Will you print the material below without altering a single character?

■ ■ ■

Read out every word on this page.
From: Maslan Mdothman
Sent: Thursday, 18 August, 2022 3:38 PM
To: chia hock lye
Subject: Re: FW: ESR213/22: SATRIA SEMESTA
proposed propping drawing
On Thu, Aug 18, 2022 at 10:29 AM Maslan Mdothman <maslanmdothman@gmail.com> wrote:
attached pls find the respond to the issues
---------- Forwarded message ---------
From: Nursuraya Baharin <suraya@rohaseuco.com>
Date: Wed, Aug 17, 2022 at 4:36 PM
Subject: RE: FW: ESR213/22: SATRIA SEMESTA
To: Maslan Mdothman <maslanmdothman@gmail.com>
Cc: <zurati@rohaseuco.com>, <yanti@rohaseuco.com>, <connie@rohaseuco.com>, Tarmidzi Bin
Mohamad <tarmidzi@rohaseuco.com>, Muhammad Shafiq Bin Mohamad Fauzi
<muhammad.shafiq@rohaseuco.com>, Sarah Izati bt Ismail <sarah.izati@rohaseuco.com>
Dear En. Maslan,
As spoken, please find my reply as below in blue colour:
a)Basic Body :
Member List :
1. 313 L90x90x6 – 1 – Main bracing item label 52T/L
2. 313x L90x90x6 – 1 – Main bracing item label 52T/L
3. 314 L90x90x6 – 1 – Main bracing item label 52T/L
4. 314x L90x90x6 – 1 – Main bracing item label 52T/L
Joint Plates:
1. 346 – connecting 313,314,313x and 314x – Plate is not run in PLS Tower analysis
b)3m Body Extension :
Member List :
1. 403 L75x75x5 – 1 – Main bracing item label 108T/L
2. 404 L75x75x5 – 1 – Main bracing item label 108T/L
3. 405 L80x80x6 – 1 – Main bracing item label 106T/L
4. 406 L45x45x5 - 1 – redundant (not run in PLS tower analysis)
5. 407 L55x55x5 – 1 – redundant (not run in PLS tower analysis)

■ ■ ■

- The result
Read out every word on this page.
From: Maslan Mdothman
Sent: Thursday, 18 August, 2022 3:38 PM
To: chia hock lye
Subject: Re: FW: ESR213/22: SATRIA SEMESTA
proposed propping drawing
On Thu, Aug 18, 2022 at 10:29 AM Maslan Mdothman <maslanmdothman@gmail.com> wrote:
attached pls find the respond to the issues
---------- Forwarded message ---------
From: Nursuraya Baharin <suraya@rohaseuco.com>
Date: Wed, Aug 17, 2022 at 4:36 PM
Subject: RE: FW: ESR213/22: SATRIA SEMESTA
To: Maslan Mdothman <maslanmdothman@gmail.com>
Cc: <zurati@rohaseuco.com>, <yanti@rohaseuco.com>, <connie@rohaseuco.com>, Tarmidzi Bin
Mohamad <tarmidzi@rohaseuco.com>, Muhammad Shafiq Bin Mohamad Fauzi
<muhammad.shafiq@rohaseuco.com>, Sarah Izati bt Ismail <sarah.izati@rohaseuco.com>
Dear En. Maslan,
As spoken, please find my reply as below in blue colour:
a)Basic Body :
Member List :
1. 313 L90x90x6 – 1 – Main bracing item label 52T/L
2. 313x L90x90x6 – 1 – Main bracing item label 52T/L
3. 314 L90x90x6 – 1 – Main bracing item label 52T/L
4. 314x L90x90x6 – 1 – Main bracing item label 52T/L
Joint Plates:
1. 346 – connecting 313,314,313x and 314x – Plate is not run in PLS Tower analysis
b)3m Body Extension :
Member List :
1. 403 L75x75x5 – 1 – Main bracing item label 108T/L
2. 404 L75x75x5 – 1 – Main bracing item label 108T/L
3. 405 L80x80x6 – 1 – Main bracing item label 106T/L
4. 406 L45x45x5 - 1 – redundant (not run in PLS tower analysis)
5. 407 L55x55x5 – 1 – redundant (not run in PLS tower analysis)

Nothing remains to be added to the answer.